PROBLEM REQUIREMENTS.
The exercise asks for every line of the data to be reproduced exactly.

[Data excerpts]
##############################
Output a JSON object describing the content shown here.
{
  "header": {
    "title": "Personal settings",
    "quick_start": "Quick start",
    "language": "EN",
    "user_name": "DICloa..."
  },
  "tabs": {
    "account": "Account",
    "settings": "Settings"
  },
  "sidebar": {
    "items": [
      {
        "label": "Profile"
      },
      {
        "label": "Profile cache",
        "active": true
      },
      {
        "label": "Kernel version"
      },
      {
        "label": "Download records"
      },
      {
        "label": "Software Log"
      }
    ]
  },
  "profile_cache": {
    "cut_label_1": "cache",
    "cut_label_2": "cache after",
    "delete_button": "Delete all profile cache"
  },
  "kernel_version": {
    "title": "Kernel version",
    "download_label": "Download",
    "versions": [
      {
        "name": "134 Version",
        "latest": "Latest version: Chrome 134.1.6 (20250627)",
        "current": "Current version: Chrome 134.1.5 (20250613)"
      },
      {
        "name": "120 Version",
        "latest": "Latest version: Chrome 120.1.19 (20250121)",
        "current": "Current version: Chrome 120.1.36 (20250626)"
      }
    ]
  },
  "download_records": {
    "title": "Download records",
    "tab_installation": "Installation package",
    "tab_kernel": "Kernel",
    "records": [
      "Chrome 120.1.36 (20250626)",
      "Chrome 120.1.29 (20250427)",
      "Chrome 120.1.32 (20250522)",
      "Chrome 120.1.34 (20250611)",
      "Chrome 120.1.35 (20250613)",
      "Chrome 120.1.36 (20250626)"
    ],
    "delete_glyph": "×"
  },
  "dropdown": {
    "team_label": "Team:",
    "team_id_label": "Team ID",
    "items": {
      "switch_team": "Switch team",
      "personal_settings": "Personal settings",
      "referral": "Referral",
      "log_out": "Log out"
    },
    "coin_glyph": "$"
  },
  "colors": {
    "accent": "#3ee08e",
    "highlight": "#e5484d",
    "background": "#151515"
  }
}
##############################
REPLY.
Output a JSON object describing the content shown here.
{
  "header": {
    "title": "Personal settings",
    "quick_start": "Quick start",
    "language": "EN",
    "user_name": "DICloa..."
  },
  "tabs": {
    "account": "Account",
    "settings": "Settings"
  },
  "sidebar": {
    "items": [
      {
        "label": "Profile"
      },
      {
        "label": "Profile cache",
        "active": true
      },
      {
        "label": "Kernel version"
      },
      {
        "label": "Download records"
      },
      {
        "label": "Software Log"
      }
    ]
  },
  "profile_cache": {
    "cut_label_1": "cache",
    "cut_label_2": "cache after",
    "delete_button": "Delete all profile cache"
  },
  "kernel_version": {
    "title": "Kernel version",
    "download_label": "Download",
    "versions": [
      {
        "name": "134 Version",
        "latest": "Latest version: Chrome 134.1.6 (20250627)",
        "current": "Current version: Chrome 134.1.5 (20250613)"
      },
      {
        "name": "120 Version",
        "latest": "Latest version: Chrome 120.1.19 (20250121)",
        "current": "Current version: Chrome 120.1.36 (20250626)"
      }
    ]
  },
  "download_records": {
    "title": "Download records",
    "tab_installation": "Installation package",
    "tab_kernel": "Kernel",
    "records": [
      "Chrome 120.1.36 (20250626)",
      "Chrome 120.1.29 (20250427)",
      "Chrome 120.1.32 (20250522)",
      "Chrome 120.1.34 (20250611)",
      "Chrome 120.1.35 (20250613)",
      "Chrome 120.1.36 (20250626)"
    ],
    "delete_glyph": "×"
  },
  "dropdown": {
    "team_label": "Team:",
    "team_id_label": "Team ID",
    "items": {
      "switch_team": "Switch team",
      "personal_settings": "Personal settings",
      "referral": "Referral",
      "log_out": "Log out"
    },
    "coin_glyph": "$"
  },
  "colors": {
    "accent": "#3ee08e",
    "highlight": "#e5484d",
    "background": "#151515"
  }
}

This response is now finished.